Figure record listings:
________________________

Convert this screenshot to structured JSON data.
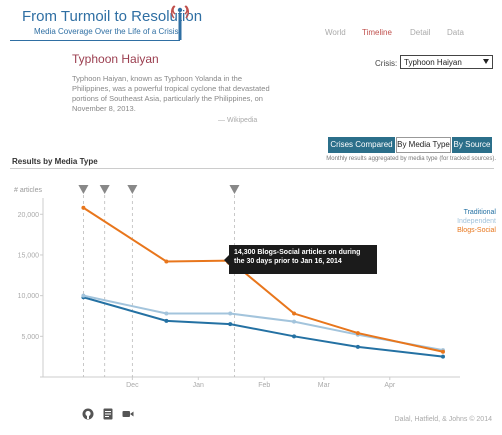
{
  "header": {
    "title": "From Turmoil to Resolution",
    "subtitle": "Media Coverage Over the Life of a Crisis",
    "nav": [
      "World",
      "Timeline",
      "Detail",
      "Data"
    ],
    "active_nav": "Timeline"
  },
  "crisis": {
    "title": "Typhoon Haiyan",
    "description": "Typhoon Haiyan, known as Typhoon Yolanda in the Philippines, was a powerful tropical cyclone that devastated portions of Southeast Asia, particularly the Philippines, on November 8, 2013.",
    "source": "— Wikipedia",
    "select_label": "Crisis:",
    "select_value": "Typhoon Haiyan"
  },
  "tabs": {
    "items": [
      "Crises Compared",
      "By Media Type",
      "By Source"
    ],
    "active": "By Media Type",
    "note": "Monthly results aggregated by media type (for tracked sources)."
  },
  "section": {
    "title": "Results by Media Type"
  },
  "tooltip": {
    "text": "14,300 Blogs-Social articles on during the 30 days prior to Jan 16, 2014"
  },
  "icons": [
    "github-icon",
    "document-icon",
    "video-icon"
  ],
  "footer": {
    "credit": "Dalal, Hatfield, & Johns © 2014"
  },
  "colors": {
    "traditional": "#2471a3",
    "independent": "#a3c4dc",
    "blogs_social": "#e8761c",
    "accent": "#2b6f8a",
    "crisis_title": "#9b3e4f"
  },
  "chart_data": {
    "type": "line",
    "ylabel": "# articles",
    "xlabel": "",
    "ylim": [
      0,
      22000
    ],
    "y_ticks": [
      0,
      5000,
      10000,
      15000,
      20000
    ],
    "y_tick_labels": [
      "",
      "5,000",
      "10,000",
      "15,000",
      "20,000"
    ],
    "x_range": [
      "2013-10-20",
      "2014-05-04"
    ],
    "x_ticks": [
      "2013-12-01",
      "2014-01-01",
      "2014-02-01",
      "2014-03-01",
      "2014-04-01"
    ],
    "x_tick_labels": [
      "Dec",
      "Jan",
      "Feb",
      "Mar",
      "Apr"
    ],
    "event_markers": [
      "2013-11-08",
      "2013-11-18",
      "2013-12-01",
      "2014-01-18"
    ],
    "legend_position": "right",
    "grid": false,
    "x": [
      "2013-11-08",
      "2013-12-17",
      "2014-01-16",
      "2014-02-15",
      "2014-03-17",
      "2014-04-26"
    ],
    "series": [
      {
        "name": "Traditional",
        "color": "#2471a3",
        "values": [
          9800,
          6900,
          6500,
          5000,
          3700,
          2500
        ]
      },
      {
        "name": "Independent",
        "color": "#a3c4dc",
        "values": [
          10000,
          7800,
          7800,
          6800,
          5200,
          3300
        ]
      },
      {
        "name": "Blogs-Social",
        "color": "#e8761c",
        "values": [
          20800,
          14200,
          14300,
          7800,
          5400,
          3100
        ]
      }
    ],
    "highlight": {
      "series": "Blogs-Social",
      "x": "2014-01-16",
      "value": 14300
    }
  }
}
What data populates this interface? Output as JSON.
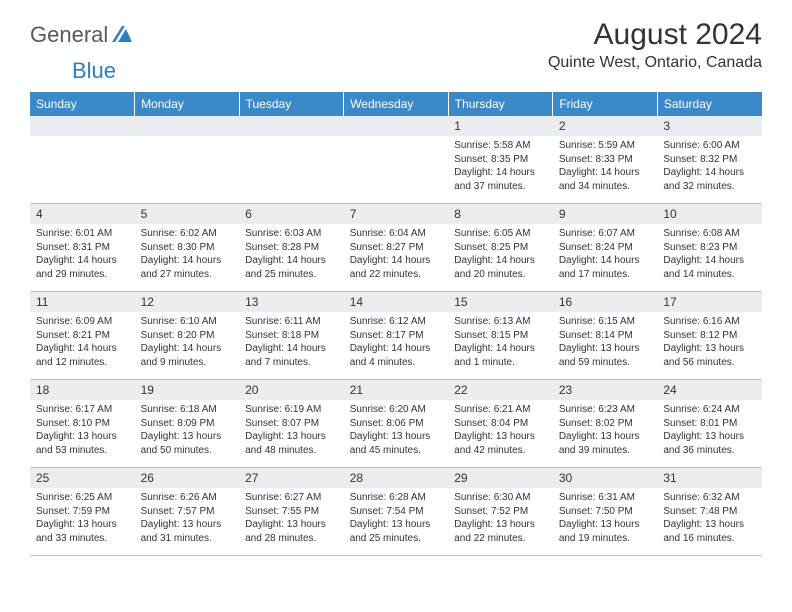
{
  "brand": {
    "text_general": "General",
    "text_blue": "Blue",
    "mark_color": "#2f7fc0"
  },
  "header": {
    "title": "August 2024",
    "location": "Quinte West, Ontario, Canada"
  },
  "colors": {
    "header_bg": "#3a89c9",
    "daynum_bg": "#e9edef",
    "border": "#b8c4cc",
    "text": "#333333"
  },
  "weekdays": [
    "Sunday",
    "Monday",
    "Tuesday",
    "Wednesday",
    "Thursday",
    "Friday",
    "Saturday"
  ],
  "weeks": [
    {
      "nums": [
        "",
        "",
        "",
        "",
        "1",
        "2",
        "3"
      ],
      "info": [
        "",
        "",
        "",
        "",
        "Sunrise: 5:58 AM\nSunset: 8:35 PM\nDaylight: 14 hours\nand 37 minutes.",
        "Sunrise: 5:59 AM\nSunset: 8:33 PM\nDaylight: 14 hours\nand 34 minutes.",
        "Sunrise: 6:00 AM\nSunset: 8:32 PM\nDaylight: 14 hours\nand 32 minutes."
      ]
    },
    {
      "nums": [
        "4",
        "5",
        "6",
        "7",
        "8",
        "9",
        "10"
      ],
      "info": [
        "Sunrise: 6:01 AM\nSunset: 8:31 PM\nDaylight: 14 hours\nand 29 minutes.",
        "Sunrise: 6:02 AM\nSunset: 8:30 PM\nDaylight: 14 hours\nand 27 minutes.",
        "Sunrise: 6:03 AM\nSunset: 8:28 PM\nDaylight: 14 hours\nand 25 minutes.",
        "Sunrise: 6:04 AM\nSunset: 8:27 PM\nDaylight: 14 hours\nand 22 minutes.",
        "Sunrise: 6:05 AM\nSunset: 8:25 PM\nDaylight: 14 hours\nand 20 minutes.",
        "Sunrise: 6:07 AM\nSunset: 8:24 PM\nDaylight: 14 hours\nand 17 minutes.",
        "Sunrise: 6:08 AM\nSunset: 8:23 PM\nDaylight: 14 hours\nand 14 minutes."
      ]
    },
    {
      "nums": [
        "11",
        "12",
        "13",
        "14",
        "15",
        "16",
        "17"
      ],
      "info": [
        "Sunrise: 6:09 AM\nSunset: 8:21 PM\nDaylight: 14 hours\nand 12 minutes.",
        "Sunrise: 6:10 AM\nSunset: 8:20 PM\nDaylight: 14 hours\nand 9 minutes.",
        "Sunrise: 6:11 AM\nSunset: 8:18 PM\nDaylight: 14 hours\nand 7 minutes.",
        "Sunrise: 6:12 AM\nSunset: 8:17 PM\nDaylight: 14 hours\nand 4 minutes.",
        "Sunrise: 6:13 AM\nSunset: 8:15 PM\nDaylight: 14 hours\nand 1 minute.",
        "Sunrise: 6:15 AM\nSunset: 8:14 PM\nDaylight: 13 hours\nand 59 minutes.",
        "Sunrise: 6:16 AM\nSunset: 8:12 PM\nDaylight: 13 hours\nand 56 minutes."
      ]
    },
    {
      "nums": [
        "18",
        "19",
        "20",
        "21",
        "22",
        "23",
        "24"
      ],
      "info": [
        "Sunrise: 6:17 AM\nSunset: 8:10 PM\nDaylight: 13 hours\nand 53 minutes.",
        "Sunrise: 6:18 AM\nSunset: 8:09 PM\nDaylight: 13 hours\nand 50 minutes.",
        "Sunrise: 6:19 AM\nSunset: 8:07 PM\nDaylight: 13 hours\nand 48 minutes.",
        "Sunrise: 6:20 AM\nSunset: 8:06 PM\nDaylight: 13 hours\nand 45 minutes.",
        "Sunrise: 6:21 AM\nSunset: 8:04 PM\nDaylight: 13 hours\nand 42 minutes.",
        "Sunrise: 6:23 AM\nSunset: 8:02 PM\nDaylight: 13 hours\nand 39 minutes.",
        "Sunrise: 6:24 AM\nSunset: 8:01 PM\nDaylight: 13 hours\nand 36 minutes."
      ]
    },
    {
      "nums": [
        "25",
        "26",
        "27",
        "28",
        "29",
        "30",
        "31"
      ],
      "info": [
        "Sunrise: 6:25 AM\nSunset: 7:59 PM\nDaylight: 13 hours\nand 33 minutes.",
        "Sunrise: 6:26 AM\nSunset: 7:57 PM\nDaylight: 13 hours\nand 31 minutes.",
        "Sunrise: 6:27 AM\nSunset: 7:55 PM\nDaylight: 13 hours\nand 28 minutes.",
        "Sunrise: 6:28 AM\nSunset: 7:54 PM\nDaylight: 13 hours\nand 25 minutes.",
        "Sunrise: 6:30 AM\nSunset: 7:52 PM\nDaylight: 13 hours\nand 22 minutes.",
        "Sunrise: 6:31 AM\nSunset: 7:50 PM\nDaylight: 13 hours\nand 19 minutes.",
        "Sunrise: 6:32 AM\nSunset: 7:48 PM\nDaylight: 13 hours\nand 16 minutes."
      ]
    }
  ]
}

________________________

- [Task prompt] Select the lines from the entries that include the word "Haiyan".

- [Answer for the task]
    "title": "Typhoon Haiyan",
    "description": "Typhoon Haiyan, known as Typhoon Yolanda in the Philippines, was a powerful tropical cyclone that devastated portions of Southeast Asia, particularly the Philippines, on November 8, 2013.",
    "select_value": "Typhoon Haiyan"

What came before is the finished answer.